### DIRECTIVE
Copy every line from the records below that holds the word "пальцы".

### Stored dataset items

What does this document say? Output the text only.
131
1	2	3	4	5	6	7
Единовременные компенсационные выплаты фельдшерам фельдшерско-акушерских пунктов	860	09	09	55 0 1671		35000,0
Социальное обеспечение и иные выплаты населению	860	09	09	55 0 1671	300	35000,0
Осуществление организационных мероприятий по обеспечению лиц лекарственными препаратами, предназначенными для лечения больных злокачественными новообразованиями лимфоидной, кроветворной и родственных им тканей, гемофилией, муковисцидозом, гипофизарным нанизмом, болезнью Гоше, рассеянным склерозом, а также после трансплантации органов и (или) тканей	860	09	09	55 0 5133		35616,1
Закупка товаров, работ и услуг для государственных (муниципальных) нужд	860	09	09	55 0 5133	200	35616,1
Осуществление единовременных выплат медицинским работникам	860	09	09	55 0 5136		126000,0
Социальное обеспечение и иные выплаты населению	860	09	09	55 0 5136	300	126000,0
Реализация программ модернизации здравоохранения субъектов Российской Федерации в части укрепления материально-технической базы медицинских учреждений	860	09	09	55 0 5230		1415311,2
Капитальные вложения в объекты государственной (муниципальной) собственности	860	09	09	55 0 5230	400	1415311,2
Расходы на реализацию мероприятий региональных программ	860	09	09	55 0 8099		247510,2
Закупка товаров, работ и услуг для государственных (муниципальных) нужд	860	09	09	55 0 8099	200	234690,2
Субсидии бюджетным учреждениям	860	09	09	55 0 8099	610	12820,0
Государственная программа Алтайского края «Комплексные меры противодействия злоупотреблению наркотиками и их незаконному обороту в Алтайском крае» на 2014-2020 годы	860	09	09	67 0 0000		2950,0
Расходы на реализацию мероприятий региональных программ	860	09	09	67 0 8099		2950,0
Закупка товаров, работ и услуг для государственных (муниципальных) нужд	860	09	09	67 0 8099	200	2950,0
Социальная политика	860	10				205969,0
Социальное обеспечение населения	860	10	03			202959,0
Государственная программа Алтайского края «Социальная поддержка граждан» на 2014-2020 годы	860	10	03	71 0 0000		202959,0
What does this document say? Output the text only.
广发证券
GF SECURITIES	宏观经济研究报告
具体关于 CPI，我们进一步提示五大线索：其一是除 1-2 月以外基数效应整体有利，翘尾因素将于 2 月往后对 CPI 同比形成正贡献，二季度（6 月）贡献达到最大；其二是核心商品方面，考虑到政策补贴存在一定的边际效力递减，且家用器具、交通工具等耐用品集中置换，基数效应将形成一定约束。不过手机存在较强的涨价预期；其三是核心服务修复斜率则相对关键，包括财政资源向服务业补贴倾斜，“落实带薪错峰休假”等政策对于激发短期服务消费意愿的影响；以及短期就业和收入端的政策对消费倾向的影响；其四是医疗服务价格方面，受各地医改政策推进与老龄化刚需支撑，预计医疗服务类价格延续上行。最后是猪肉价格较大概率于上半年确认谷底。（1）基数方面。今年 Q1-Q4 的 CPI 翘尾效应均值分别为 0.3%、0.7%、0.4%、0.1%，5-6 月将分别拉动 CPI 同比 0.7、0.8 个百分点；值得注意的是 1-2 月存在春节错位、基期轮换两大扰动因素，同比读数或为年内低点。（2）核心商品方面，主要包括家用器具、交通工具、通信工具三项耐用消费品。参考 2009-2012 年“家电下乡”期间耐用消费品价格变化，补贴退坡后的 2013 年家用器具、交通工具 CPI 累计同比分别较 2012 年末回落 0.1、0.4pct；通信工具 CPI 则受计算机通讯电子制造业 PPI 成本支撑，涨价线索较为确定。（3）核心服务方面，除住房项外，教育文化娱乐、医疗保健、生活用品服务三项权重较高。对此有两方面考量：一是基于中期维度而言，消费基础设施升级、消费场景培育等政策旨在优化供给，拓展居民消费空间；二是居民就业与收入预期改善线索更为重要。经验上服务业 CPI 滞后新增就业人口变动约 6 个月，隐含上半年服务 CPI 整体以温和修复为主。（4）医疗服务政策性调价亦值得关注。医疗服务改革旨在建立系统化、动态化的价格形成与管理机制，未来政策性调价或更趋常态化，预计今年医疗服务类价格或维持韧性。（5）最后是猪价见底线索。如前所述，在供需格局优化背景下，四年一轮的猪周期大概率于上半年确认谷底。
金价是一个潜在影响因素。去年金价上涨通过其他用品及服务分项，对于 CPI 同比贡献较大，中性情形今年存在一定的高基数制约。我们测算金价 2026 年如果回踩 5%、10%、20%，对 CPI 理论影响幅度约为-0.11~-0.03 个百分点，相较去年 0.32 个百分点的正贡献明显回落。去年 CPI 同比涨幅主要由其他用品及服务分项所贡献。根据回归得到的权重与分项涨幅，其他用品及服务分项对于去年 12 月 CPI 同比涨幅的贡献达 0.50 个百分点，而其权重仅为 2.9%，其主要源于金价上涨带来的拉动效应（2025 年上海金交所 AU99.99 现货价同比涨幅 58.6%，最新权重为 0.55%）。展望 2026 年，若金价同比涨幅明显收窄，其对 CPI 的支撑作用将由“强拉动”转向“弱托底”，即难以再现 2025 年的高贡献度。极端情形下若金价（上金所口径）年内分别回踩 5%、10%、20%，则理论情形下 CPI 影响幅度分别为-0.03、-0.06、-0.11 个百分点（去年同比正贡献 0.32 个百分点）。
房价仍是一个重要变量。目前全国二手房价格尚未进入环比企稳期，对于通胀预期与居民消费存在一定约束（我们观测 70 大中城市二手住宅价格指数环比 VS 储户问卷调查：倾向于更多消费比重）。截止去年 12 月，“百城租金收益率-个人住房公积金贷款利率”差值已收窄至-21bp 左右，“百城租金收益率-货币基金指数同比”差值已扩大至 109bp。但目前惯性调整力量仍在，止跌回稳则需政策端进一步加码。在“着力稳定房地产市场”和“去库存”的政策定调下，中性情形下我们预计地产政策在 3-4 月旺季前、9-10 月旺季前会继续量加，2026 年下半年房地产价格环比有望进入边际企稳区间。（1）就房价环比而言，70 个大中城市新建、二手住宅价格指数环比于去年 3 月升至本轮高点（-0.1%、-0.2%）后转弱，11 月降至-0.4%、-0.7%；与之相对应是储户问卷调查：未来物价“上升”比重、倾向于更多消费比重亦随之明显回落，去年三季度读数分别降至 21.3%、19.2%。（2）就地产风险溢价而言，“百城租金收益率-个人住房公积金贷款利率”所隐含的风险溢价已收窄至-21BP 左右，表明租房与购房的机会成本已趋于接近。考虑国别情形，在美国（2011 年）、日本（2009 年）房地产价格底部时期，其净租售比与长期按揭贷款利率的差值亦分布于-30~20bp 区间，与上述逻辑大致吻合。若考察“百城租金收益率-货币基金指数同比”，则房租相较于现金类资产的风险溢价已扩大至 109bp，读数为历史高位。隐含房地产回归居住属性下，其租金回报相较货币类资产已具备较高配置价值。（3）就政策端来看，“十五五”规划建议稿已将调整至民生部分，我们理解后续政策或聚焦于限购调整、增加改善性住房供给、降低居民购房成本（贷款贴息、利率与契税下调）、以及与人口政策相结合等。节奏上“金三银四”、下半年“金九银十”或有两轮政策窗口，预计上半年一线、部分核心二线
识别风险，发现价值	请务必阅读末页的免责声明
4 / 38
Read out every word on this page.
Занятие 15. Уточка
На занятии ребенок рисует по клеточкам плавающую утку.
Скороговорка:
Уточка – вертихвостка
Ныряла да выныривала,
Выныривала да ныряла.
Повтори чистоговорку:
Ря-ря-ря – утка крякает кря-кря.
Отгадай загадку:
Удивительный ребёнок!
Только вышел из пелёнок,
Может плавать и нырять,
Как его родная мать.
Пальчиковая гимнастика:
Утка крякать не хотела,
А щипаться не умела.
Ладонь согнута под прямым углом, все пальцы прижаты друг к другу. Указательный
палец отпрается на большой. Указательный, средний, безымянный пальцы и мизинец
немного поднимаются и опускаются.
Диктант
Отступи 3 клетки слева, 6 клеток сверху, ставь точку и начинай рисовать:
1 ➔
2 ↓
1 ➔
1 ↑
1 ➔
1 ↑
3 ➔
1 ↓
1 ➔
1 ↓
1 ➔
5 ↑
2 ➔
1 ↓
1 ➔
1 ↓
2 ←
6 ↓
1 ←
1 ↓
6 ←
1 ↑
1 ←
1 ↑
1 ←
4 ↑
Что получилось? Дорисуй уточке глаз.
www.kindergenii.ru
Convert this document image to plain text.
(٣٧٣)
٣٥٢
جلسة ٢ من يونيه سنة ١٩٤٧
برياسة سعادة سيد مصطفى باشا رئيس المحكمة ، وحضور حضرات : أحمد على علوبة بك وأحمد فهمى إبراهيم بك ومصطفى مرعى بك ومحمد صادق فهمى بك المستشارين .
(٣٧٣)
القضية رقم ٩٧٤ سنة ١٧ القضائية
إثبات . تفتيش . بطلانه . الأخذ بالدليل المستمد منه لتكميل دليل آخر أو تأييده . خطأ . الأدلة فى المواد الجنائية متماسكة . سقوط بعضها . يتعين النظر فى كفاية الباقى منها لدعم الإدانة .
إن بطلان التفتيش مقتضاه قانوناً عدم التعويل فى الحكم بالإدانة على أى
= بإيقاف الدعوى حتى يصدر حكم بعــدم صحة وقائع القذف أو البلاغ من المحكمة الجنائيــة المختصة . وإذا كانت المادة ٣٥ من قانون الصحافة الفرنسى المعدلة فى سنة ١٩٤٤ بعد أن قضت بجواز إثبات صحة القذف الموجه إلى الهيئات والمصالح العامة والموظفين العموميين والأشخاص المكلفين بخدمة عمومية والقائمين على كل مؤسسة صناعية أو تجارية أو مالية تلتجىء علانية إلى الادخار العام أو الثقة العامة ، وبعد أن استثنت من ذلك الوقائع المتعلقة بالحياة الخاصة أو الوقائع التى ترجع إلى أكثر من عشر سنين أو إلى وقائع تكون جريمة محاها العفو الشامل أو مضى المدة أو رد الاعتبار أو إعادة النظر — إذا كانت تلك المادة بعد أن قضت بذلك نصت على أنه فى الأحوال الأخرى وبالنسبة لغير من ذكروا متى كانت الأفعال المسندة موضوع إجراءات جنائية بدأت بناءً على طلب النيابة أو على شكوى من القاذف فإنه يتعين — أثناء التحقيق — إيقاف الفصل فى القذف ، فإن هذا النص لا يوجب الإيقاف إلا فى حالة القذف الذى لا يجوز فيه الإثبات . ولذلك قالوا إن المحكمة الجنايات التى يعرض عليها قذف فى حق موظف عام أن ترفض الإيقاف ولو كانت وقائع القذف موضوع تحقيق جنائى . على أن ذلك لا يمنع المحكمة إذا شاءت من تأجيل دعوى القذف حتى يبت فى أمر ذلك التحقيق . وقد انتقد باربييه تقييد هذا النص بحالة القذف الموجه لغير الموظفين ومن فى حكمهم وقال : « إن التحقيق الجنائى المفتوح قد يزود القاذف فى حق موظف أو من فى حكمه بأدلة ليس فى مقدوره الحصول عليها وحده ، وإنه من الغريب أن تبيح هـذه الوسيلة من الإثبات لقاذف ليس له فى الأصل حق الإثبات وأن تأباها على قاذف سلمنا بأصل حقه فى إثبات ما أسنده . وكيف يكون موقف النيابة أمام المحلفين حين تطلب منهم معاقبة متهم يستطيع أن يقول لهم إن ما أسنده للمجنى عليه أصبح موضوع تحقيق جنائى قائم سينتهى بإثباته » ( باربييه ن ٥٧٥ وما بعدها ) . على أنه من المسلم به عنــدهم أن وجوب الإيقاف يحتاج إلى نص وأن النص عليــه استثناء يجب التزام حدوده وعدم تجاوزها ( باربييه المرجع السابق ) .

### TASK SOLUTION
Ладонь согнута под прямым углом, все пальцы прижаты друг к другу. Указательный
палец отпрается на большой. Указательный, средний, безымянный пальцы и мизинец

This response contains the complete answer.